**Goal:** Write every record out again exactly, and keep images out of it.

**Record set:**
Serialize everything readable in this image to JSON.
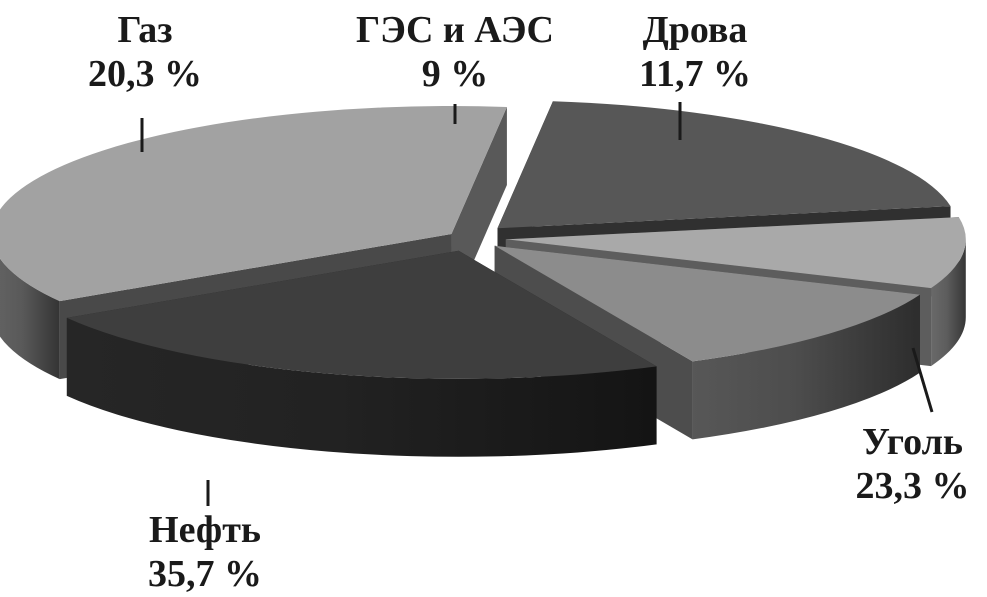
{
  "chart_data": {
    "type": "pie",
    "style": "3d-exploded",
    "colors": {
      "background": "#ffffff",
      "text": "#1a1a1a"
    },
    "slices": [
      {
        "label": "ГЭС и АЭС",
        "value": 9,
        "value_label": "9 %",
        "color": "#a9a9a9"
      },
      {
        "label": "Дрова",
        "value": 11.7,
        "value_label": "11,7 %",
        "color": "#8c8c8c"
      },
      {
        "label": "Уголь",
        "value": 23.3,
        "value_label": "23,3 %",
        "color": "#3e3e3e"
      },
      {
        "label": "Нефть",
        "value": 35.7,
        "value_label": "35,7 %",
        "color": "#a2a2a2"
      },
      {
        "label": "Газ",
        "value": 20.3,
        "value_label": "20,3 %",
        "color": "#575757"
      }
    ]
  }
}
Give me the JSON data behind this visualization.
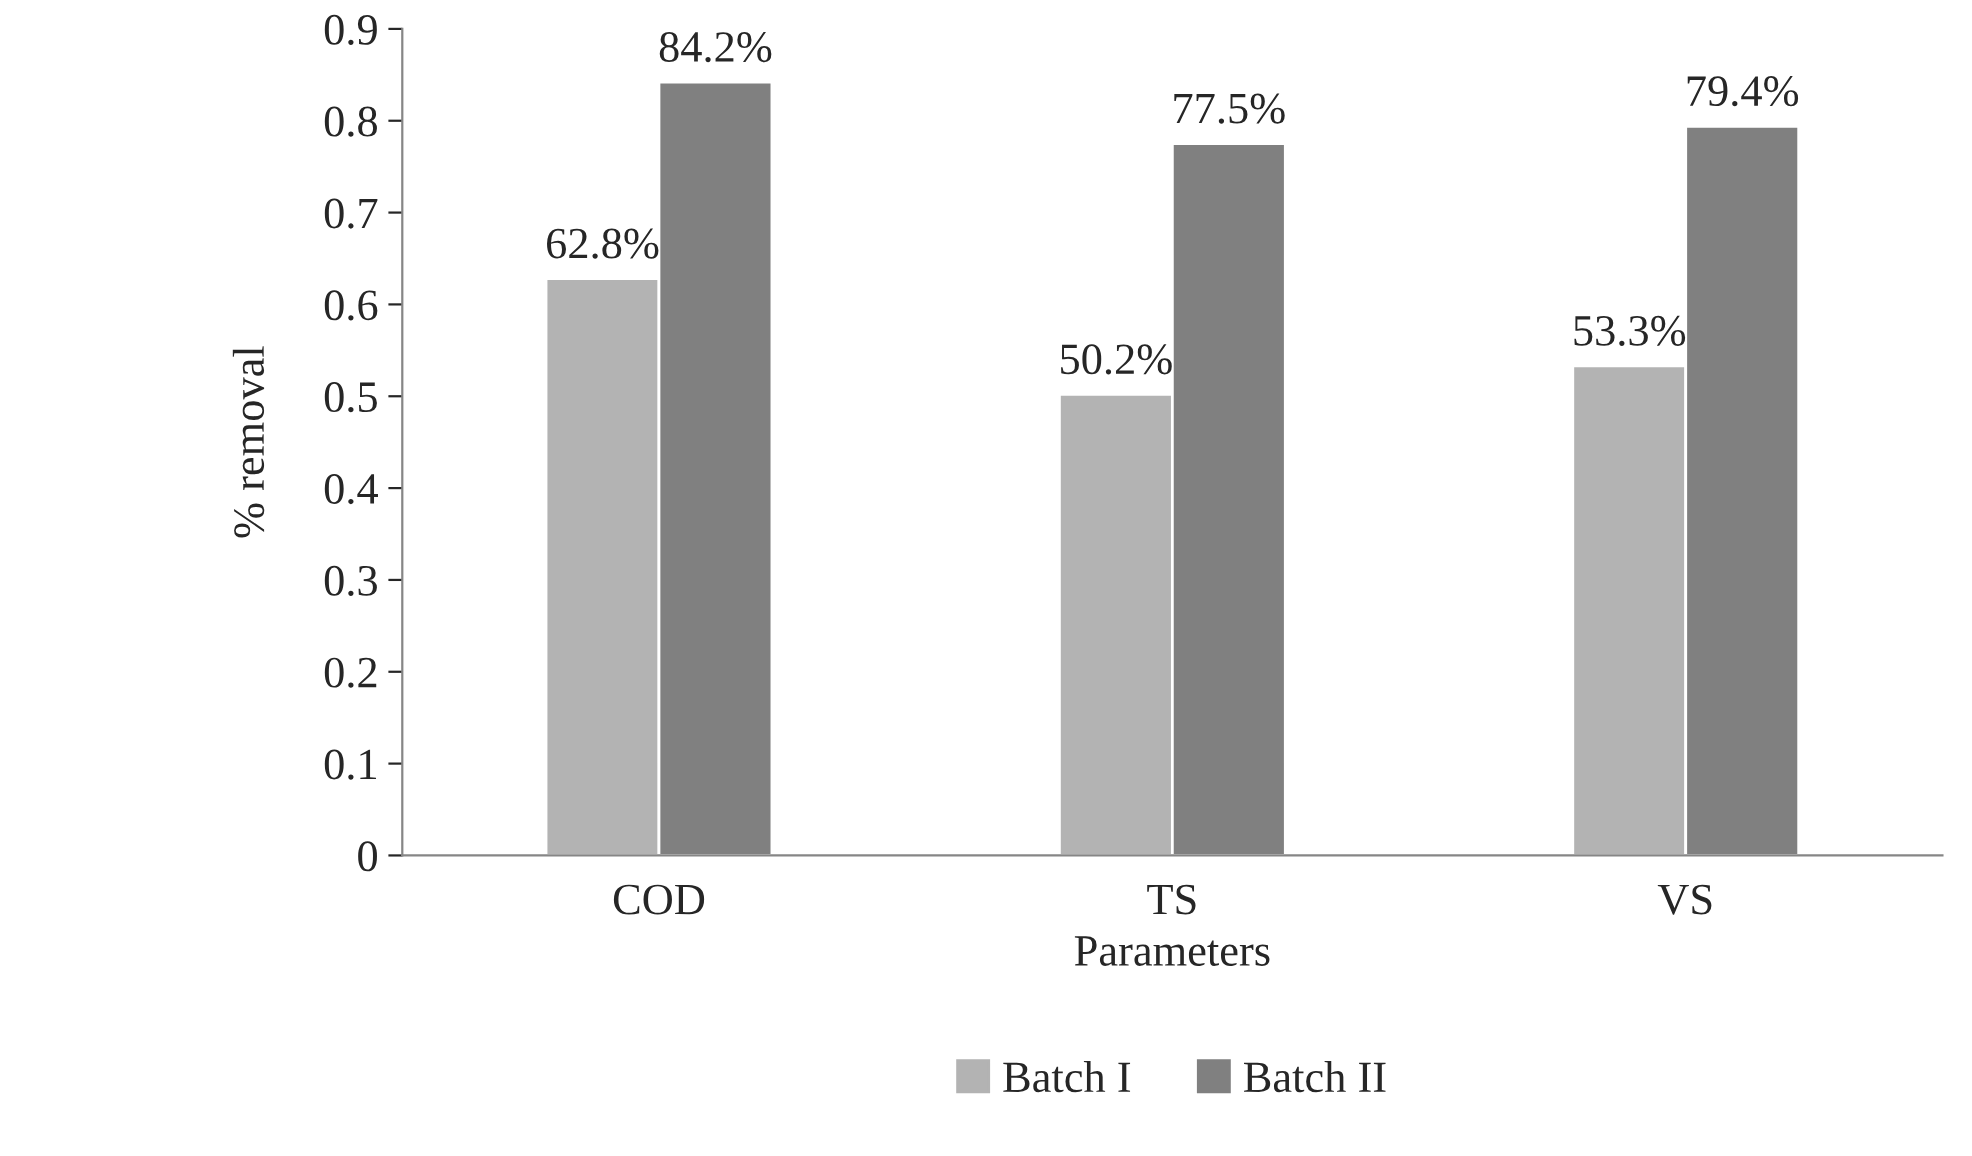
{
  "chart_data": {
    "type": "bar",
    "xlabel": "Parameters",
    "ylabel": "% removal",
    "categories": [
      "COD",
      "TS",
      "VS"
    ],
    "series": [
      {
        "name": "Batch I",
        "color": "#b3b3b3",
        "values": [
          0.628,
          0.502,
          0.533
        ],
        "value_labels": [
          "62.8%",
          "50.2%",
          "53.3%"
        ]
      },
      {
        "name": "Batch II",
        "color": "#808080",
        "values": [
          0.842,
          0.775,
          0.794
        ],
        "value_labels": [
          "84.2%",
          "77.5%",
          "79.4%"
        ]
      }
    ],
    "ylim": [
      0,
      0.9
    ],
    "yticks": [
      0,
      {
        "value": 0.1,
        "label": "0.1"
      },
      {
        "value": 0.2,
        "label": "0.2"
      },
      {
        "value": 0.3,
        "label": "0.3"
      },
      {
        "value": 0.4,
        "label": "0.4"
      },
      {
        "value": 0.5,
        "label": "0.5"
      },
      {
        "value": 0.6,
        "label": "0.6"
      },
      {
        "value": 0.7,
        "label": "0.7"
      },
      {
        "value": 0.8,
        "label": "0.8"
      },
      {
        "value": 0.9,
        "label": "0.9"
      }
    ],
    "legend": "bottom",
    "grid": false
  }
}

**Solution to the problem:**
Serialize everything readable in this image to JSON.
{
  "chart_data": {
    "type": "pie",
    "style": "3d-exploded",
    "colors": {
      "background": "#ffffff",
      "text": "#1a1a1a"
    },
    "slices": [
      {
        "label": "ГЭС и АЭС",
        "value": 9,
        "value_label": "9 %",
        "color": "#a9a9a9"
      },
      {
        "label": "Дрова",
        "value": 11.7,
        "value_label": "11,7 %",
        "color": "#8c8c8c"
      },
      {
        "label": "Уголь",
        "value": 23.3,
        "value_label": "23,3 %",
        "color": "#3e3e3e"
      },
      {
        "label": "Нефть",
        "value": 35.7,
        "value_label": "35,7 %",
        "color": "#a2a2a2"
      },
      {
        "label": "Газ",
        "value": 20.3,
        "value_label": "20,3 %",
        "color": "#575757"
      }
    ]
  }
}
Give me the JSON data behind this visualization.
{
  "chart_data": {
    "type": "bar",
    "xlabel": "Parameters",
    "ylabel": "% removal",
    "categories": [
      "COD",
      "TS",
      "VS"
    ],
    "series": [
      {
        "name": "Batch I",
        "color": "#b3b3b3",
        "values": [
          0.628,
          0.502,
          0.533
        ],
        "value_labels": [
          "62.8%",
          "50.2%",
          "53.3%"
        ]
      },
      {
        "name": "Batch II",
        "color": "#808080",
        "values": [
          0.842,
          0.775,
          0.794
        ],
        "value_labels": [
          "84.2%",
          "77.5%",
          "79.4%"
        ]
      }
    ],
    "ylim": [
      0,
      0.9
    ],
    "yticks": [
      0,
      {
        "value": 0.1,
        "label": "0.1"
      },
      {
        "value": 0.2,
        "label": "0.2"
      },
      {
        "value": 0.3,
        "label": "0.3"
      },
      {
        "value": 0.4,
        "label": "0.4"
      },
      {
        "value": 0.5,
        "label": "0.5"
      },
      {
        "value": 0.6,
        "label": "0.6"
      },
      {
        "value": 0.7,
        "label": "0.7"
      },
      {
        "value": 0.8,
        "label": "0.8"
      },
      {
        "value": 0.9,
        "label": "0.9"
      }
    ],
    "legend": "bottom",
    "grid": false
  }
}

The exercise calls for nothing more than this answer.